_GIVEN INSTRUCTION_
Every record should be repeated exactly, except that pictures are left out.

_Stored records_
::::::::::

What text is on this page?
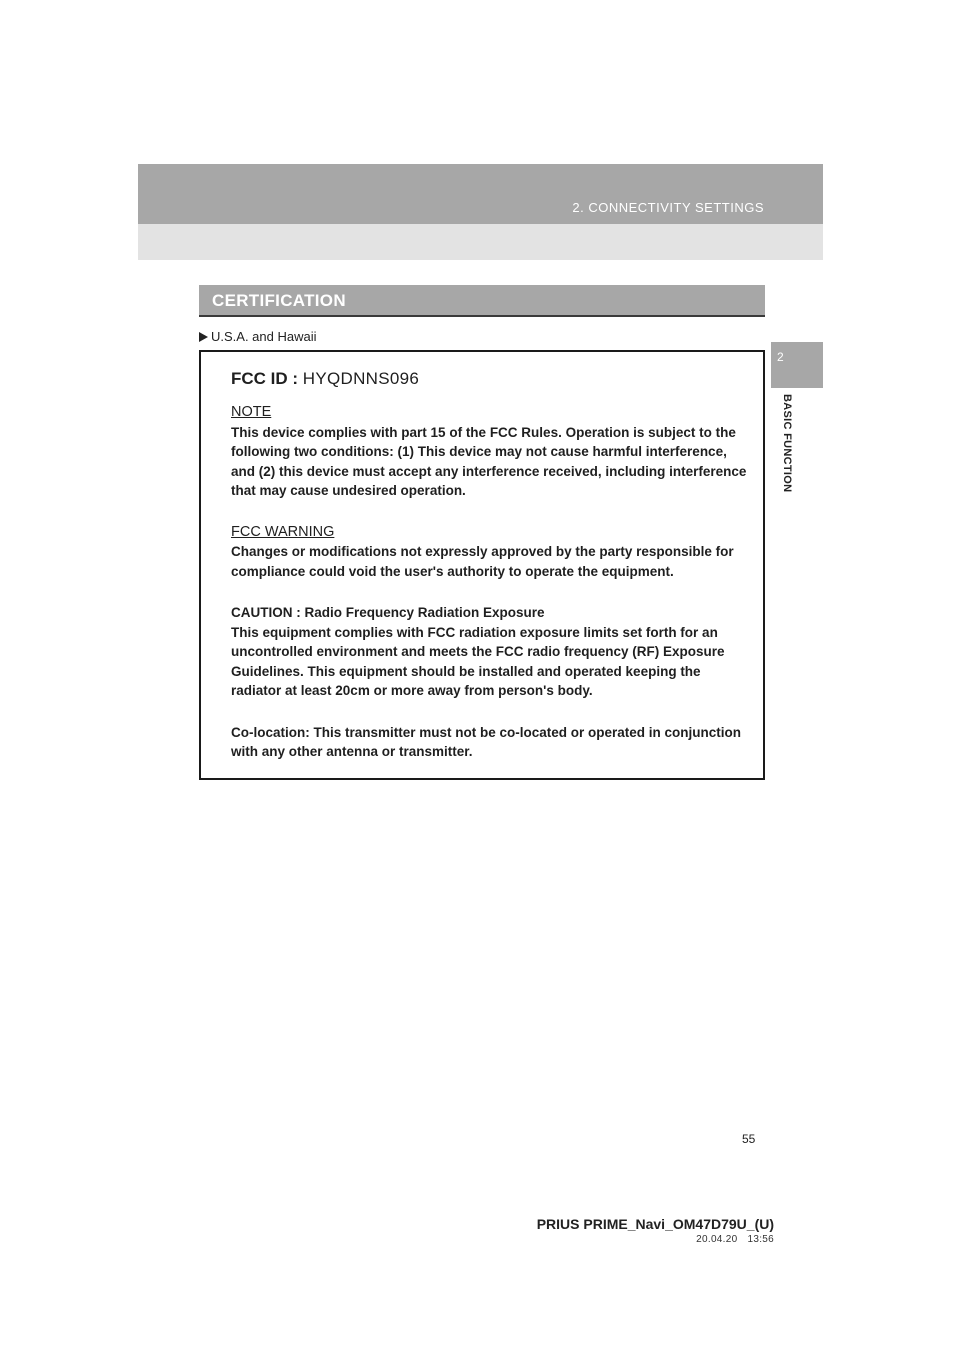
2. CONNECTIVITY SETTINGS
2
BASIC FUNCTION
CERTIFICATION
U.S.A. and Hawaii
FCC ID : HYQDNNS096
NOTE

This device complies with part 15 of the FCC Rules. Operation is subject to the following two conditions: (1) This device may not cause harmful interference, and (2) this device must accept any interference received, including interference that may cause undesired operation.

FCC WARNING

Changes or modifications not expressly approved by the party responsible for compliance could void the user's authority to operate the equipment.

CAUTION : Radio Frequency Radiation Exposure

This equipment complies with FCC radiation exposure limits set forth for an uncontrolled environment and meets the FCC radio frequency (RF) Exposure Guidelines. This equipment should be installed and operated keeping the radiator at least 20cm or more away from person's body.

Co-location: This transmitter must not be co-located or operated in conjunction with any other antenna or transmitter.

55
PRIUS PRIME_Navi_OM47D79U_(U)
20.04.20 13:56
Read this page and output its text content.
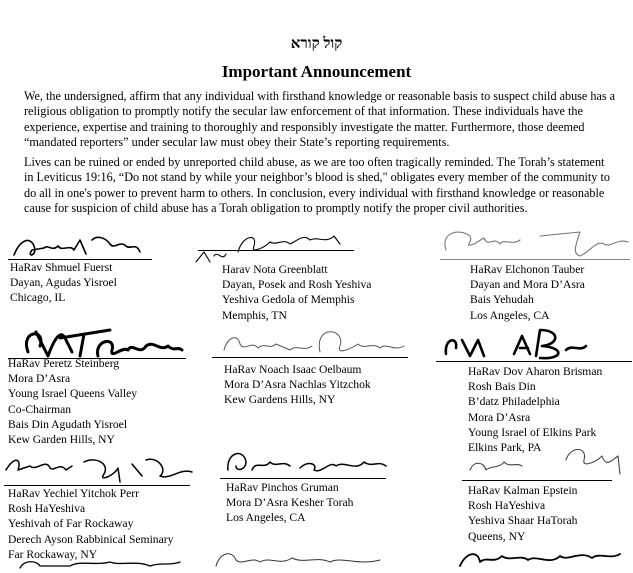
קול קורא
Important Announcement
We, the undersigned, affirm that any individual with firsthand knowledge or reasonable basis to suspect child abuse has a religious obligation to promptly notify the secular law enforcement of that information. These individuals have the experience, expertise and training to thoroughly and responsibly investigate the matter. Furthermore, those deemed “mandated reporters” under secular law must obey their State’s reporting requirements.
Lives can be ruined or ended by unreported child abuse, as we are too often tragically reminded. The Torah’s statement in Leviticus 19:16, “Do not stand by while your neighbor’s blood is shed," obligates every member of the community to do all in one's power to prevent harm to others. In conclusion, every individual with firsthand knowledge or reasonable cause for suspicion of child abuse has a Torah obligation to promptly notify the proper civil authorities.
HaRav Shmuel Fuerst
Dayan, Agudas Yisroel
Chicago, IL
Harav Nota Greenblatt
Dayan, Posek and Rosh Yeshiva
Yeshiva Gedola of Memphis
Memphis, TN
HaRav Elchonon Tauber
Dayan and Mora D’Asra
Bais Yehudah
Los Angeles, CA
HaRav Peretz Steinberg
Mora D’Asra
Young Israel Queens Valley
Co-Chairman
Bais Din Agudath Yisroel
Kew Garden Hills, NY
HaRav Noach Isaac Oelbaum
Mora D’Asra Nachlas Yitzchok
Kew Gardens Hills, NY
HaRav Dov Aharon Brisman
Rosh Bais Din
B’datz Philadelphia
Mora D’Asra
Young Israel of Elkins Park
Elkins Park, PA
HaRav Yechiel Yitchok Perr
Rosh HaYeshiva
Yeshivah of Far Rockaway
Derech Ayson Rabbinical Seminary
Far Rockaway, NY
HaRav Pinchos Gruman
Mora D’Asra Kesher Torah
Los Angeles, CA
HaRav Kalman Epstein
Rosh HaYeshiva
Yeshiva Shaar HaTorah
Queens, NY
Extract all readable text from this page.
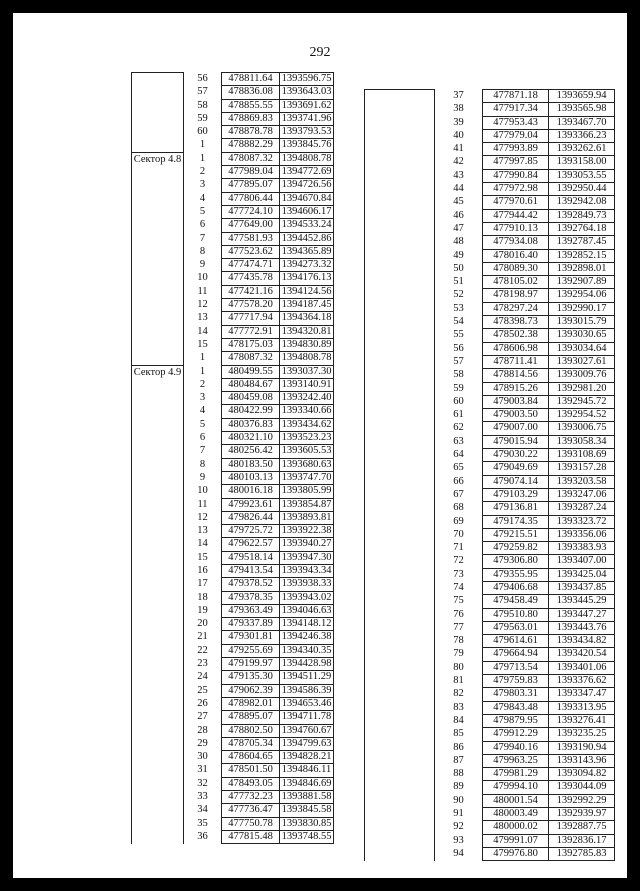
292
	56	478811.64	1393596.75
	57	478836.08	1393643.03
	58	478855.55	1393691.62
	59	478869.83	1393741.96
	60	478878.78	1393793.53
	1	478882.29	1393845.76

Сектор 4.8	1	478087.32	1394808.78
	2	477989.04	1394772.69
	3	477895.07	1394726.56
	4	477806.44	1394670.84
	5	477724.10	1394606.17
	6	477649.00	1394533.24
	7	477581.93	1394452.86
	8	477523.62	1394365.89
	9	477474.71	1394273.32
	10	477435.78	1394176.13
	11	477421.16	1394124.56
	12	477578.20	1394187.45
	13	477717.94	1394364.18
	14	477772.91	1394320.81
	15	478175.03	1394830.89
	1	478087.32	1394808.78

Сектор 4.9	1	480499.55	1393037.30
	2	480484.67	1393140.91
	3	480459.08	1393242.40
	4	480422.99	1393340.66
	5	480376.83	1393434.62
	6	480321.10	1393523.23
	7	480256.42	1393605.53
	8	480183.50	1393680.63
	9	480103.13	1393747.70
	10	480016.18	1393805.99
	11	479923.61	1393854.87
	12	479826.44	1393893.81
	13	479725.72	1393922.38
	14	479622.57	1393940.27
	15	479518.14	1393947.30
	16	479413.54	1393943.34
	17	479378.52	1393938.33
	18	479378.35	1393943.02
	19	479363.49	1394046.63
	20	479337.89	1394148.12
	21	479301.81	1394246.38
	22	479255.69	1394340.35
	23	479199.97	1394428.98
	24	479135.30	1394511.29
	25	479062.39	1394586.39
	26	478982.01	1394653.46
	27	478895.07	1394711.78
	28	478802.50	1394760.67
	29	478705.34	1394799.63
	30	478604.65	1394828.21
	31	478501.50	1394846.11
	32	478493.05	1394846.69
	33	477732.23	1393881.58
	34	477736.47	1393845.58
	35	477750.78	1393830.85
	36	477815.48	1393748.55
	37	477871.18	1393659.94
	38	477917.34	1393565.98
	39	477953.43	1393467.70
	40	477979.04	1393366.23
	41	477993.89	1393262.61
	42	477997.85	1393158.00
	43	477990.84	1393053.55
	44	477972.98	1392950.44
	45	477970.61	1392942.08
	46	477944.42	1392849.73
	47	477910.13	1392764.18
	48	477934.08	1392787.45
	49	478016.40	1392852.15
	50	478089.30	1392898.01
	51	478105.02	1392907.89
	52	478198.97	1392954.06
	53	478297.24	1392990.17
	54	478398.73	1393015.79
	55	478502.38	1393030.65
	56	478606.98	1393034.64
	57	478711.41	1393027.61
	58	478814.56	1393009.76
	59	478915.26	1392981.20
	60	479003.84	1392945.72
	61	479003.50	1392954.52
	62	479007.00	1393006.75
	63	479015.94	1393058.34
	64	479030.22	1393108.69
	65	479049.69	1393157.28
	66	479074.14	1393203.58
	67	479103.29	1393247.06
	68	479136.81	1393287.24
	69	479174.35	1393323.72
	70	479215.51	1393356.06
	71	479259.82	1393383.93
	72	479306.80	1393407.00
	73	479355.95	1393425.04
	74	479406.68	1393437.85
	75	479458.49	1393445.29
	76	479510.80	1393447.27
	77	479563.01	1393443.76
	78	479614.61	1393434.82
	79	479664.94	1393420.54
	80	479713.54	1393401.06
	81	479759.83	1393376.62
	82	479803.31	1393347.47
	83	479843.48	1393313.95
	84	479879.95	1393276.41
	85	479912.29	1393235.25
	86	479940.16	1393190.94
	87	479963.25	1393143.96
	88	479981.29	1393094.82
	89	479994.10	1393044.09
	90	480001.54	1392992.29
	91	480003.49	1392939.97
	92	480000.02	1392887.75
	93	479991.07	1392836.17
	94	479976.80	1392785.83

::::::::::

_EXERCISE ANSWER_
What text is on this page?
2. CONNECTIVITY SETTINGS
2
BASIC FUNCTION
CERTIFICATION
U.S.A. and Hawaii
FCC ID : HYQDNNS096
NOTE

This device complies with part 15 of the FCC Rules. Operation is subject to the following two conditions: (1) This device may not cause harmful interference, and (2) this device must accept any interference received, including interference that may cause undesired operation.

FCC WARNING

Changes or modifications not expressly approved by the party responsible for compliance could void the user's authority to operate the equipment.

CAUTION : Radio Frequency Radiation Exposure

This equipment complies with FCC radiation exposure limits set forth for an uncontrolled environment and meets the FCC radio frequency (RF) Exposure Guidelines. This equipment should be installed and operated keeping the radiator at least 20cm or more away from person's body.

Co-location: This transmitter must not be co-located or operated in conjunction with any other antenna or transmitter.

55
PRIUS PRIME_Navi_OM47D79U_(U)
20.04.20 13:56
Read this page and output its text content.
קול קורא
Important Announcement
We, the undersigned, affirm that any individual with firsthand knowledge or reasonable basis to suspect child abuse has a religious obligation to promptly notify the secular law enforcement of that information. These individuals have the experience, expertise and training to thoroughly and responsibly investigate the matter. Furthermore, those deemed “mandated reporters” under secular law must obey their State’s reporting requirements.
Lives can be ruined or ended by unreported child abuse, as we are too often tragically reminded. The Torah’s statement in Leviticus 19:16, “Do not stand by while your neighbor’s blood is shed," obligates every member of the community to do all in one's power to prevent harm to others. In conclusion, every individual with firsthand knowledge or reasonable cause for suspicion of child abuse has a Torah obligation to promptly notify the proper civil authorities.
HaRav Shmuel Fuerst
Dayan, Agudas Yisroel
Chicago, IL
Harav Nota Greenblatt
Dayan, Posek and Rosh Yeshiva
Yeshiva Gedola of Memphis
Memphis, TN
HaRav Elchonon Tauber
Dayan and Mora D’Asra
Bais Yehudah
Los Angeles, CA
HaRav Peretz Steinberg
Mora D’Asra
Young Israel Queens Valley
Co-Chairman
Bais Din Agudath Yisroel
Kew Garden Hills, NY
HaRav Noach Isaac Oelbaum
Mora D’Asra Nachlas Yitzchok
Kew Gardens Hills, NY
HaRav Dov Aharon Brisman
Rosh Bais Din
B’datz Philadelphia
Mora D’Asra
Young Israel of Elkins Park
Elkins Park, PA
HaRav Yechiel Yitchok Perr
Rosh HaYeshiva
Yeshivah of Far Rockaway
Derech Ayson Rabbinical Seminary
Far Rockaway, NY
HaRav Pinchos Gruman
Mora D’Asra Kesher Torah
Los Angeles, CA
HaRav Kalman Epstein
Rosh HaYeshiva
Yeshiva Shaar HaTorah
Queens, NY
Extract all readable text from this page.
292
	56	478811.64	1393596.75
	57	478836.08	1393643.03
	58	478855.55	1393691.62
	59	478869.83	1393741.96
	60	478878.78	1393793.53
	1	478882.29	1393845.76

Сектор 4.8	1	478087.32	1394808.78
	2	477989.04	1394772.69
	3	477895.07	1394726.56
	4	477806.44	1394670.84
	5	477724.10	1394606.17
	6	477649.00	1394533.24
	7	477581.93	1394452.86
	8	477523.62	1394365.89
	9	477474.71	1394273.32
	10	477435.78	1394176.13
	11	477421.16	1394124.56
	12	477578.20	1394187.45
	13	477717.94	1394364.18
	14	477772.91	1394320.81
	15	478175.03	1394830.89
	1	478087.32	1394808.78

Сектор 4.9	1	480499.55	1393037.30
	2	480484.67	1393140.91
	3	480459.08	1393242.40
	4	480422.99	1393340.66
	5	480376.83	1393434.62
	6	480321.10	1393523.23
	7	480256.42	1393605.53
	8	480183.50	1393680.63
	9	480103.13	1393747.70
	10	480016.18	1393805.99
	11	479923.61	1393854.87
	12	479826.44	1393893.81
	13	479725.72	1393922.38
	14	479622.57	1393940.27
	15	479518.14	1393947.30
	16	479413.54	1393943.34
	17	479378.52	1393938.33
	18	479378.35	1393943.02
	19	479363.49	1394046.63
	20	479337.89	1394148.12
	21	479301.81	1394246.38
	22	479255.69	1394340.35
	23	479199.97	1394428.98
	24	479135.30	1394511.29
	25	479062.39	1394586.39
	26	478982.01	1394653.46
	27	478895.07	1394711.78
	28	478802.50	1394760.67
	29	478705.34	1394799.63
	30	478604.65	1394828.21
	31	478501.50	1394846.11
	32	478493.05	1394846.69
	33	477732.23	1393881.58
	34	477736.47	1393845.58
	35	477750.78	1393830.85
	36	477815.48	1393748.55
	37	477871.18	1393659.94
	38	477917.34	1393565.98
	39	477953.43	1393467.70
	40	477979.04	1393366.23
	41	477993.89	1393262.61
	42	477997.85	1393158.00
	43	477990.84	1393053.55
	44	477972.98	1392950.44
	45	477970.61	1392942.08
	46	477944.42	1392849.73
	47	477910.13	1392764.18
	48	477934.08	1392787.45
	49	478016.40	1392852.15
	50	478089.30	1392898.01
	51	478105.02	1392907.89
	52	478198.97	1392954.06
	53	478297.24	1392990.17
	54	478398.73	1393015.79
	55	478502.38	1393030.65
	56	478606.98	1393034.64
	57	478711.41	1393027.61
	58	478814.56	1393009.76
	59	478915.26	1392981.20
	60	479003.84	1392945.72
	61	479003.50	1392954.52
	62	479007.00	1393006.75
	63	479015.94	1393058.34
	64	479030.22	1393108.69
	65	479049.69	1393157.28
	66	479074.14	1393203.58
	67	479103.29	1393247.06
	68	479136.81	1393287.24
	69	479174.35	1393323.72
	70	479215.51	1393356.06
	71	479259.82	1393383.93
	72	479306.80	1393407.00
	73	479355.95	1393425.04
	74	479406.68	1393437.85
	75	479458.49	1393445.29
	76	479510.80	1393447.27
	77	479563.01	1393443.76
	78	479614.61	1393434.82
	79	479664.94	1393420.54
	80	479713.54	1393401.06
	81	479759.83	1393376.62
	82	479803.31	1393347.47
	83	479843.48	1393313.95
	84	479879.95	1393276.41
	85	479912.29	1393235.25
	86	479940.16	1393190.94
	87	479963.25	1393143.96
	88	479981.29	1393094.82
	89	479994.10	1393044.09
	90	480001.54	1392992.29
	91	480003.49	1392939.97
	92	480000.02	1392887.75
	93	479991.07	1392836.17
	94	479976.80	1392785.83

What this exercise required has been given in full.